Consigne:
Recopiez en entier, sans y changer un seul mot ni signe, le texte ci-dessous sur l’ultimatum lancé contre la spoliation foncière.

Texte à examiner:

------------------------

Le ministre d’État en charge de la Justice et Garde des sceaux sort de son silence face à l’ampleur inquiétante des conflits fonciers en République démocratique du Congo. Dans un communiqué jeudi, Constant Mutamba a informé l’opinion que la majorité des plaintes reçues par son cabinet concernent des cas de spoliation d’immeubles et de terrains à travers le pays.
Face à cette situation alarmante, précise-t-il, le gouvernement décide de taper du poing sur la table. Un ultimatum clair est lancé à tous les spoliateurs présumés : ils ont sept (7) jours, à compter de la date du communiqué, pour restituer volontairement les biens immobiliers acquis illégalement. « Passé ce délai, des mesures fermes seront prises, notamment l’arrestation des contrevenants et la récupération forcée des biens spoliés », précise la note.
Cette annonce marque une étape décisive dans la lutte contre les abus fonciers, un fléau qui alimente les tensions sociales, sape la confiance des citoyens dans l’État et freine le développement urbain harmonieux du pays. La spoliation foncière, souvent alimentée par des réseaux de corruption et de faux documents, touche aussi bien des familles modestes que des institutions publiques et privées.
Dans un souci d’équité, il a souligné que la commission chargée de la consultation populaire reste disponible pour fournir orientation et assistance à tous ceux qui souhaitent régulariser leur situation ou dénoncer des abus.
En appelant les spoliateurs à faire preuve de responsabilité, le membre de l’exécutif national entend redonner confiance à la population et restaurer l’autorité de l’État dans la gestion du patrimoine foncier. Le compte à rebours est lancé. Dans sept jours, place à l’action.

------------------------

Données sources:
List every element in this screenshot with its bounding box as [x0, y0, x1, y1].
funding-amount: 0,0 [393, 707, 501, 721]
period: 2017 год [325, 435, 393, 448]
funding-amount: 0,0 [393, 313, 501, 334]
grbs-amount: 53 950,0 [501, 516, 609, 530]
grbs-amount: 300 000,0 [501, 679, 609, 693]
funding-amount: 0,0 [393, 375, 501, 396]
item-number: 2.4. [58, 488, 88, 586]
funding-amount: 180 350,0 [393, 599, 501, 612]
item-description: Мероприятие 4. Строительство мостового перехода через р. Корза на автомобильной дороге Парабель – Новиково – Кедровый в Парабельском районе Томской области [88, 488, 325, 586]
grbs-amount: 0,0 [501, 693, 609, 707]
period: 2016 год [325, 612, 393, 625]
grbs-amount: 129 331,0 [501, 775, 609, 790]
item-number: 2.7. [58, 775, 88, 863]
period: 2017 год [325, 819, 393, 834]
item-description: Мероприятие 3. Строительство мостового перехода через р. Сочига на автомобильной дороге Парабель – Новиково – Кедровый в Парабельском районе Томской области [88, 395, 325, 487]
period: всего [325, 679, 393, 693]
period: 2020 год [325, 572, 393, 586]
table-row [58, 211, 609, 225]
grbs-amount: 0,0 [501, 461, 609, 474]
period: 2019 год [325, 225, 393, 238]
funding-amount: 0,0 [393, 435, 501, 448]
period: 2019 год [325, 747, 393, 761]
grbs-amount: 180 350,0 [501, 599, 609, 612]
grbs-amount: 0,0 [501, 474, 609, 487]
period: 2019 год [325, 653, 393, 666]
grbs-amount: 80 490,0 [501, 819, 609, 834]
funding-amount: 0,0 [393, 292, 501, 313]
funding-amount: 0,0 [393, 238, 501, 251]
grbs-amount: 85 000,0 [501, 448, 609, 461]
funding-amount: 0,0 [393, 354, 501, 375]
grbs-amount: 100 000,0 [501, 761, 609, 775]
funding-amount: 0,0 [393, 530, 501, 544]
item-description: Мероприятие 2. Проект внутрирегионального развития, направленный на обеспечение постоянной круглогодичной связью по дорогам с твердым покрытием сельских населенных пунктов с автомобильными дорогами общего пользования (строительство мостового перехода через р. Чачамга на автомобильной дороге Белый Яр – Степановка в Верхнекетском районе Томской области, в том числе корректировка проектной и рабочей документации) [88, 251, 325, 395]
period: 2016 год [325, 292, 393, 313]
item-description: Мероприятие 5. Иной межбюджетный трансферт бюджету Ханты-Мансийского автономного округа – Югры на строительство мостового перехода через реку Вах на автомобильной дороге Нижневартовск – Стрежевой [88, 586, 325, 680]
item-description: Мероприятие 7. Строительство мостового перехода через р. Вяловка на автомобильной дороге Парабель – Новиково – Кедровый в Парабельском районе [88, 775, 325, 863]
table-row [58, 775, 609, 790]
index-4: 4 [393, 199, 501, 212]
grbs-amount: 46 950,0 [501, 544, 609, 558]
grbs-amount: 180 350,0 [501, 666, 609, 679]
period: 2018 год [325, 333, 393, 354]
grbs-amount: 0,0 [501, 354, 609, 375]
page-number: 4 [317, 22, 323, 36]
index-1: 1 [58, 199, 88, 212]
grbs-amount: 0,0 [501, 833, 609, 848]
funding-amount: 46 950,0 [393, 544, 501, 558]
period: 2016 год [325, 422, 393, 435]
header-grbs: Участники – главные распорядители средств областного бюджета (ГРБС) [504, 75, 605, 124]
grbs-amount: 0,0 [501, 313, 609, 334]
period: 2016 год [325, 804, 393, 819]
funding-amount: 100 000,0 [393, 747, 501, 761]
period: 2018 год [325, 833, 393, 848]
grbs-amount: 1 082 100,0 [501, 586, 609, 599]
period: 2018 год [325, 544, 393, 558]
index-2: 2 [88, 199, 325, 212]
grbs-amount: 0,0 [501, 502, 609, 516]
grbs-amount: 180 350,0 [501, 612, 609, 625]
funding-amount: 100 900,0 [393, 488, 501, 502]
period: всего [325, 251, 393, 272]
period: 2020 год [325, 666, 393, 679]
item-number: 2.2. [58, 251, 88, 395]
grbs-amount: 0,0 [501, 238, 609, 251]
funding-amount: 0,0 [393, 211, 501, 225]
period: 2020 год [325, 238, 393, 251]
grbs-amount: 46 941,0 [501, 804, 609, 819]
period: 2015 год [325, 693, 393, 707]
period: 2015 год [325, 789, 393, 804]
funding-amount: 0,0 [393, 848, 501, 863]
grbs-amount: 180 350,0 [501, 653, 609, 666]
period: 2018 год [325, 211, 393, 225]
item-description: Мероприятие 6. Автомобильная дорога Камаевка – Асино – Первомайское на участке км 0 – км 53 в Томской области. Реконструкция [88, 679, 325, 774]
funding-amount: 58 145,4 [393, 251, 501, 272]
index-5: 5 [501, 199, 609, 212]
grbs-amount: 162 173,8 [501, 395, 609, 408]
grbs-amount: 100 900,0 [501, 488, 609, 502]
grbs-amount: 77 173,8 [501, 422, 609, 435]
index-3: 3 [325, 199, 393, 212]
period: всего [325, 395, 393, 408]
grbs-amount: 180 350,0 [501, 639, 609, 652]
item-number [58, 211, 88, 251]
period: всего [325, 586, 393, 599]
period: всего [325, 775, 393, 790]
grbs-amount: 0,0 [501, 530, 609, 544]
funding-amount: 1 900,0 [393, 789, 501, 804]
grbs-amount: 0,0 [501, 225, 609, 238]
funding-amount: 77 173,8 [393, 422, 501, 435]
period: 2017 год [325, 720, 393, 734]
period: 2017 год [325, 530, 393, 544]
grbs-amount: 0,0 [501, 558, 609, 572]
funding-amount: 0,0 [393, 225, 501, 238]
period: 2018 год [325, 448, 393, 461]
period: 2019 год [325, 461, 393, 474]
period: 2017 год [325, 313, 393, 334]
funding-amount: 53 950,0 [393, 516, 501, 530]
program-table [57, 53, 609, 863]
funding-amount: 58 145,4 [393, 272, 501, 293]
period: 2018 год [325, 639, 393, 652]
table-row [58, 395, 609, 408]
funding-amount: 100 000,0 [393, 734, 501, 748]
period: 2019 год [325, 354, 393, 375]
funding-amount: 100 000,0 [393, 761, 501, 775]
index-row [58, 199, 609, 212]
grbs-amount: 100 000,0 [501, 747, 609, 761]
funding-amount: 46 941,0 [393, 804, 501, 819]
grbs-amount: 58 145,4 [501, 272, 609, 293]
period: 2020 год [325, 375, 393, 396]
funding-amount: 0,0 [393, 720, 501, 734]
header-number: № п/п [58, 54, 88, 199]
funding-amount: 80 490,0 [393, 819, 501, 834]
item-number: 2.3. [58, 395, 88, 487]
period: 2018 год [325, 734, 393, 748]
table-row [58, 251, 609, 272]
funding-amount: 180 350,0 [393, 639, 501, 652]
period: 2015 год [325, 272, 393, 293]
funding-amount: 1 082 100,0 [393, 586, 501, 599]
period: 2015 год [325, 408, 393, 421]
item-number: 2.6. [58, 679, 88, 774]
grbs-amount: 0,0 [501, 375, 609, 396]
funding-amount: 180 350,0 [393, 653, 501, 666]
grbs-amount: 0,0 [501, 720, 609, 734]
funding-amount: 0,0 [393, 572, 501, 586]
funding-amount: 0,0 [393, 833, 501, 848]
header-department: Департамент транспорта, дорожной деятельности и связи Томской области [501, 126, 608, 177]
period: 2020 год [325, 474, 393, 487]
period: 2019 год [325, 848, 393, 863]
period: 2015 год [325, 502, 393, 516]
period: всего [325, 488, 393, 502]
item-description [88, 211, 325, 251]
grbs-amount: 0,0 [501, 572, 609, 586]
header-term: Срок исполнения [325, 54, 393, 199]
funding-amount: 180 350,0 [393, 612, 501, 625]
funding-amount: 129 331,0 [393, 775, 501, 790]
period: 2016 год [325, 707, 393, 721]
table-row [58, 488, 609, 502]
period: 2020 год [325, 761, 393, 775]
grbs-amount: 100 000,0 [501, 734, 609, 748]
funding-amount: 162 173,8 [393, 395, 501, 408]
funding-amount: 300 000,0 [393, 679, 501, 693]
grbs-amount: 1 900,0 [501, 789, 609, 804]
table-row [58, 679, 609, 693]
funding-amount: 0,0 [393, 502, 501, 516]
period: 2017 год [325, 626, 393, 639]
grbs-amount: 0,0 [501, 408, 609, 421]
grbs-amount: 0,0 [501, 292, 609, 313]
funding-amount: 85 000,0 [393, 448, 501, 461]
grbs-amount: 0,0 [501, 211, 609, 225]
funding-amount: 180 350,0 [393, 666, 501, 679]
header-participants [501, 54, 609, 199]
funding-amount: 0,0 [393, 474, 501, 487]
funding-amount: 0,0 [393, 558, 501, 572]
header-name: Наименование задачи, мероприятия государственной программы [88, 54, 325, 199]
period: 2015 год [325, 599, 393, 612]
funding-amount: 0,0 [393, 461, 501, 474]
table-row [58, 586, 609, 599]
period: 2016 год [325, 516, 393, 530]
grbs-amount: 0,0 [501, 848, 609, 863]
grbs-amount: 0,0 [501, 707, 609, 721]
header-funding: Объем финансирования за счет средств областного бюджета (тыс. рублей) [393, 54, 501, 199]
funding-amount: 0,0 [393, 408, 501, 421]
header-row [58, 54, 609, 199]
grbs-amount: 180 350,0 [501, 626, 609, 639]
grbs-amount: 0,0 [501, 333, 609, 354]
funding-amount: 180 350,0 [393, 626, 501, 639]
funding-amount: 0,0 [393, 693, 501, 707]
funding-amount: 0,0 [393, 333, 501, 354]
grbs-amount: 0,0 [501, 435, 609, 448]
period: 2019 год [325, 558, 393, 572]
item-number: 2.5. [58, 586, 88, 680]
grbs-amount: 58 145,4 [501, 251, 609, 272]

------------------------

Résultat obtenu:
Le ministre d’État en charge de la Justice et Garde des sceaux sort de son silence face à l’ampleur inquiétante des conflits fonciers en République démocratique du Congo. Dans un communiqué jeudi, Constant Mutamba a informé l’opinion que la majorité des plaintes reçues par son cabinet concernent des cas de spoliation d’immeubles et de terrains à travers le pays.
Face à cette situation alarmante, précise-t-il, le gouvernement décide de taper du poing sur la table. Un ultimatum clair est lancé à tous les spoliateurs présumés : ils ont sept (7) jours, à compter de la date du communiqué, pour restituer volontairement les biens immobiliers acquis illégalement. « Passé ce délai, des mesures fermes seront prises, notamment l’arrestation des contrevenants et la récupération forcée des biens spoliés », précise la note.
Cette annonce marque une étape décisive dans la lutte contre les abus fonciers, un fléau qui alimente les tensions sociales, sape la confiance des citoyens dans l’État et freine le développement urbain harmonieux du pays. La spoliation foncière, souvent alimentée par des réseaux de corruption et de faux documents, touche aussi bien des familles modestes que des institutions publiques et privées.
Dans un souci d’équité, il a souligné que la commission chargée de la consultation populaire reste disponible pour fournir orientation et assistance à tous ceux qui souhaitent régulariser leur situation ou dénoncer des abus.
En appelant les spoliateurs à faire preuve de responsabilité, le membre de l’exécutif national entend redonner confiance à la population et restaurer l’autorité de l’État dans la gestion du patrimoine foncier. Le compte à rebours est lancé. Dans sept jours, place à l’action.